▶ _WHAT IS BEING ASKED_
Leave out the pictures and repeat the data exactly.

▶ _WORKING DATA_
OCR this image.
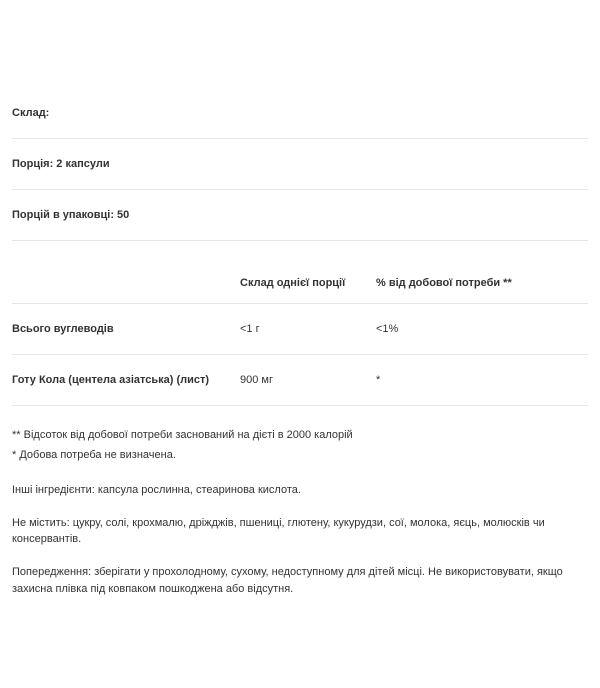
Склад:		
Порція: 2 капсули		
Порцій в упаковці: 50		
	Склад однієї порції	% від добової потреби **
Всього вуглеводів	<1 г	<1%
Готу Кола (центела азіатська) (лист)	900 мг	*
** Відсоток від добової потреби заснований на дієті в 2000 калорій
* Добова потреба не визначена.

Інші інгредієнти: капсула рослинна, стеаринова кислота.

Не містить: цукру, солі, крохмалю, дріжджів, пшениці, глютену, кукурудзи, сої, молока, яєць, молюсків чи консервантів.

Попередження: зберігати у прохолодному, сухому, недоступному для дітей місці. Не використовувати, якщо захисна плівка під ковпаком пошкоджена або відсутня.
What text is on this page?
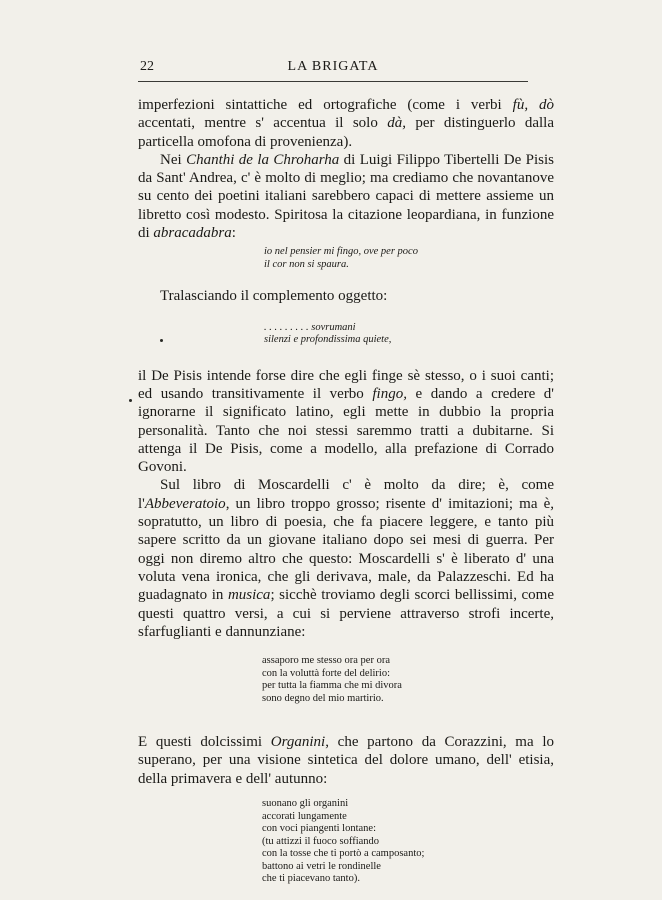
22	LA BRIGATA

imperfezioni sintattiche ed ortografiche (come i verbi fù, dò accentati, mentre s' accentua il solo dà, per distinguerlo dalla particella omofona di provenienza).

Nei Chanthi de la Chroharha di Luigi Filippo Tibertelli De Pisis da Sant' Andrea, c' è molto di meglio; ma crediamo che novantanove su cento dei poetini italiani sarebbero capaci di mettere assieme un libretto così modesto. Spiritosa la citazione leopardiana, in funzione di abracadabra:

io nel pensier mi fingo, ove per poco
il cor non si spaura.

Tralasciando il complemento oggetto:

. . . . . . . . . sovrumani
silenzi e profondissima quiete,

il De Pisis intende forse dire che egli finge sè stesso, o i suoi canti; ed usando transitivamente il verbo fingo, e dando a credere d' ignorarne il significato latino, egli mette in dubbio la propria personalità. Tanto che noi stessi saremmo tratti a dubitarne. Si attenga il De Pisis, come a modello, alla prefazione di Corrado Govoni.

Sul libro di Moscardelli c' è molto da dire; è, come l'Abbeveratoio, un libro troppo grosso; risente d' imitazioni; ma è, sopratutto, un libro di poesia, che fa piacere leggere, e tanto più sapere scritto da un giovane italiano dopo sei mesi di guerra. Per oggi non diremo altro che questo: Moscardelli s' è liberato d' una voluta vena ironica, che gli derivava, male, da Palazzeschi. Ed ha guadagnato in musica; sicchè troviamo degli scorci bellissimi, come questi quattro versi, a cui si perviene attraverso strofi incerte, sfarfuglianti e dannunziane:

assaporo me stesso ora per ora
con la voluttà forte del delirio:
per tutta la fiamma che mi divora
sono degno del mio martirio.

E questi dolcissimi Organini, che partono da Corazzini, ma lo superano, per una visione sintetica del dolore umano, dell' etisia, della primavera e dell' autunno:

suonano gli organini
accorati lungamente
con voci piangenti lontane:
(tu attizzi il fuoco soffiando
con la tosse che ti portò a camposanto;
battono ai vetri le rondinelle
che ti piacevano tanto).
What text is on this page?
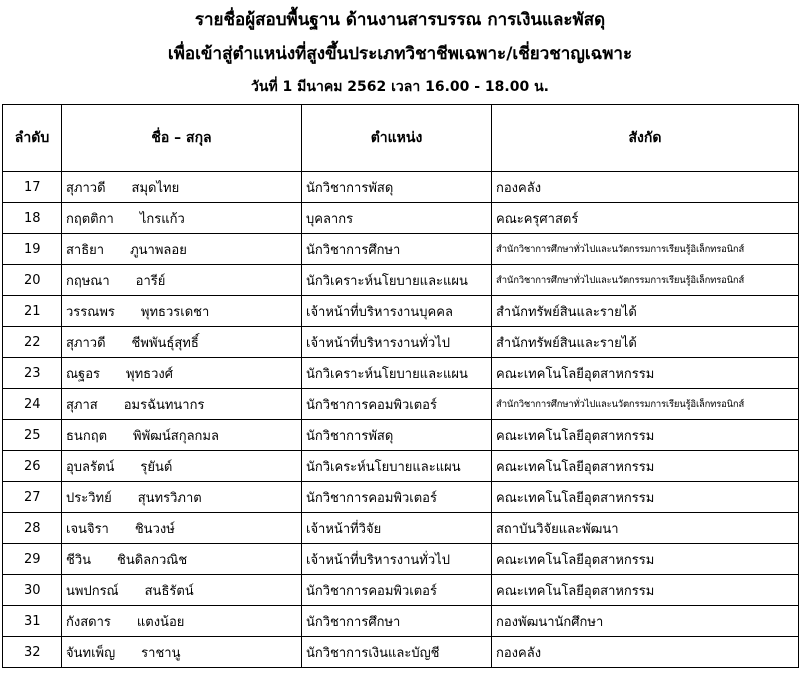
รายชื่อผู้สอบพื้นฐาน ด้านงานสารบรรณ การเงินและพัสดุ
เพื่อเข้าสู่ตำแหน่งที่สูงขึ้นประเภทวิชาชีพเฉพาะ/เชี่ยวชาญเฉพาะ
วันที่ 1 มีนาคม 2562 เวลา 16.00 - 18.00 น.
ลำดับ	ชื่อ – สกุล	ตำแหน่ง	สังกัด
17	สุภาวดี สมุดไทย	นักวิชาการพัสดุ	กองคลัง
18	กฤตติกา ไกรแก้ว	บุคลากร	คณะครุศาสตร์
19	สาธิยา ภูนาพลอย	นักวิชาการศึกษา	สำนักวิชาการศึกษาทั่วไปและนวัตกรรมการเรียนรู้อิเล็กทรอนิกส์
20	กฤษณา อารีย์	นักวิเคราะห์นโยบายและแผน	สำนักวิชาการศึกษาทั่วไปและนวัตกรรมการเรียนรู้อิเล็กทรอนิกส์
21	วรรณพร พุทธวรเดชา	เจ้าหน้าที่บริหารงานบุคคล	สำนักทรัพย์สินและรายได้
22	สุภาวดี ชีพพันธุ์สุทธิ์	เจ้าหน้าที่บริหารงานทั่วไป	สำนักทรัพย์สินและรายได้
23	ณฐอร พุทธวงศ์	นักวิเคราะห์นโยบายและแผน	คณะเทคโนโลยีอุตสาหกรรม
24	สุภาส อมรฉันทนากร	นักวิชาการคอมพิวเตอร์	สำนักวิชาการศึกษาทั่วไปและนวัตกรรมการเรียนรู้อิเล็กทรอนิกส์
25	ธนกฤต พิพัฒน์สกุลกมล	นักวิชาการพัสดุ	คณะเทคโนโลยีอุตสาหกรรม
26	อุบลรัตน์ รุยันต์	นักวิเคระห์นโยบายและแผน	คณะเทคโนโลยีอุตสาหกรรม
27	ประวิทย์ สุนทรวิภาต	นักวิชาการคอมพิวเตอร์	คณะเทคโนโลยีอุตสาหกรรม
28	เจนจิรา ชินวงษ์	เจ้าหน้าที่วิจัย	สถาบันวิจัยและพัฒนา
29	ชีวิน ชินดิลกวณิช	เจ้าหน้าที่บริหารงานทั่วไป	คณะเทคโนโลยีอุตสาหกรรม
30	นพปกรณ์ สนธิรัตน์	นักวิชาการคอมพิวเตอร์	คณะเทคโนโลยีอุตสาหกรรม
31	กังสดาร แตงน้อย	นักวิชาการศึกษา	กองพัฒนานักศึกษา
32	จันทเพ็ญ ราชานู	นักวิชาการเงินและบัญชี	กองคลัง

▶ _ANSWER BELOW_
OCR this image.
Склад:		
Порція: 2 капсули		
Порцій в упаковці: 50		
	Склад однієї порції	% від добової потреби **
Всього вуглеводів	<1 г	<1%
Готу Кола (центела азіатська) (лист)	900 мг	*
** Відсоток від добової потреби заснований на дієті в 2000 калорій
* Добова потреба не визначена.

Інші інгредієнти: капсула рослинна, стеаринова кислота.

Не містить: цукру, солі, крохмалю, дріжджів, пшениці, глютену, кукурудзи, сої, молока, яєць, молюсків чи консервантів.

Попередження: зберігати у прохолодному, сухому, недоступному для дітей місці. Не використовувати, якщо захисна плівка під ковпаком пошкоджена або відсутня.
What text is on this page?
22	LA BRIGATA

imperfezioni sintattiche ed ortografiche (come i verbi fù, dò accentati, mentre s' accentua il solo dà, per distinguerlo dalla particella omofona di provenienza).

Nei Chanthi de la Chroharha di Luigi Filippo Tibertelli De Pisis da Sant' Andrea, c' è molto di meglio; ma crediamo che novantanove su cento dei poetini italiani sarebbero capaci di mettere assieme un libretto così modesto. Spiritosa la citazione leopardiana, in funzione di abracadabra:

io nel pensier mi fingo, ove per poco
il cor non si spaura.

Tralasciando il complemento oggetto:

. . . . . . . . . sovrumani
silenzi e profondissima quiete,

il De Pisis intende forse dire che egli finge sè stesso, o i suoi canti; ed usando transitivamente il verbo fingo, e dando a credere d' ignorarne il significato latino, egli mette in dubbio la propria personalità. Tanto che noi stessi saremmo tratti a dubitarne. Si attenga il De Pisis, come a modello, alla prefazione di Corrado Govoni.

Sul libro di Moscardelli c' è molto da dire; è, come l'Abbeveratoio, un libro troppo grosso; risente d' imitazioni; ma è, sopratutto, un libro di poesia, che fa piacere leggere, e tanto più sapere scritto da un giovane italiano dopo sei mesi di guerra. Per oggi non diremo altro che questo: Moscardelli s' è liberato d' una voluta vena ironica, che gli derivava, male, da Palazzeschi. Ed ha guadagnato in musica; sicchè troviamo degli scorci bellissimi, come questi quattro versi, a cui si perviene attraverso strofi incerte, sfarfuglianti e dannunziane:

assaporo me stesso ora per ora
con la voluttà forte del delirio:
per tutta la fiamma che mi divora
sono degno del mio martirio.

E questi dolcissimi Organini, che partono da Corazzini, ma lo superano, per una visione sintetica del dolore umano, dell' etisia, della primavera e dell' autunno:

suonano gli organini
accorati lungamente
con voci piangenti lontane:
(tu attizzi il fuoco soffiando
con la tosse che ti portò a camposanto;
battono ai vetri le rondinelle
che ti piacevano tanto).
What text is on this page?
รายชื่อผู้สอบพื้นฐาน ด้านงานสารบรรณ การเงินและพัสดุ
เพื่อเข้าสู่ตำแหน่งที่สูงขึ้นประเภทวิชาชีพเฉพาะ/เชี่ยวชาญเฉพาะ
วันที่ 1 มีนาคม 2562 เวลา 16.00 - 18.00 น.
ลำดับ	ชื่อ – สกุล	ตำแหน่ง	สังกัด
17	สุภาวดี สมุดไทย	นักวิชาการพัสดุ	กองคลัง
18	กฤตติกา ไกรแก้ว	บุคลากร	คณะครุศาสตร์
19	สาธิยา ภูนาพลอย	นักวิชาการศึกษา	สำนักวิชาการศึกษาทั่วไปและนวัตกรรมการเรียนรู้อิเล็กทรอนิกส์
20	กฤษณา อารีย์	นักวิเคราะห์นโยบายและแผน	สำนักวิชาการศึกษาทั่วไปและนวัตกรรมการเรียนรู้อิเล็กทรอนิกส์
21	วรรณพร พุทธวรเดชา	เจ้าหน้าที่บริหารงานบุคคล	สำนักทรัพย์สินและรายได้
22	สุภาวดี ชีพพันธุ์สุทธิ์	เจ้าหน้าที่บริหารงานทั่วไป	สำนักทรัพย์สินและรายได้
23	ณฐอร พุทธวงศ์	นักวิเคราะห์นโยบายและแผน	คณะเทคโนโลยีอุตสาหกรรม
24	สุภาส อมรฉันทนากร	นักวิชาการคอมพิวเตอร์	สำนักวิชาการศึกษาทั่วไปและนวัตกรรมการเรียนรู้อิเล็กทรอนิกส์
25	ธนกฤต พิพัฒน์สกุลกมล	นักวิชาการพัสดุ	คณะเทคโนโลยีอุตสาหกรรม
26	อุบลรัตน์ รุยันต์	นักวิเคระห์นโยบายและแผน	คณะเทคโนโลยีอุตสาหกรรม
27	ประวิทย์ สุนทรวิภาต	นักวิชาการคอมพิวเตอร์	คณะเทคโนโลยีอุตสาหกรรม
28	เจนจิรา ชินวงษ์	เจ้าหน้าที่วิจัย	สถาบันวิจัยและพัฒนา
29	ชีวิน ชินดิลกวณิช	เจ้าหน้าที่บริหารงานทั่วไป	คณะเทคโนโลยีอุตสาหกรรม
30	นพปกรณ์ สนธิรัตน์	นักวิชาการคอมพิวเตอร์	คณะเทคโนโลยีอุตสาหกรรม
31	กังสดาร แตงน้อย	นักวิชาการศึกษา	กองพัฒนานักศึกษา
32	จันทเพ็ญ ราชานู	นักวิชาการเงินและบัญชี	กองคลัง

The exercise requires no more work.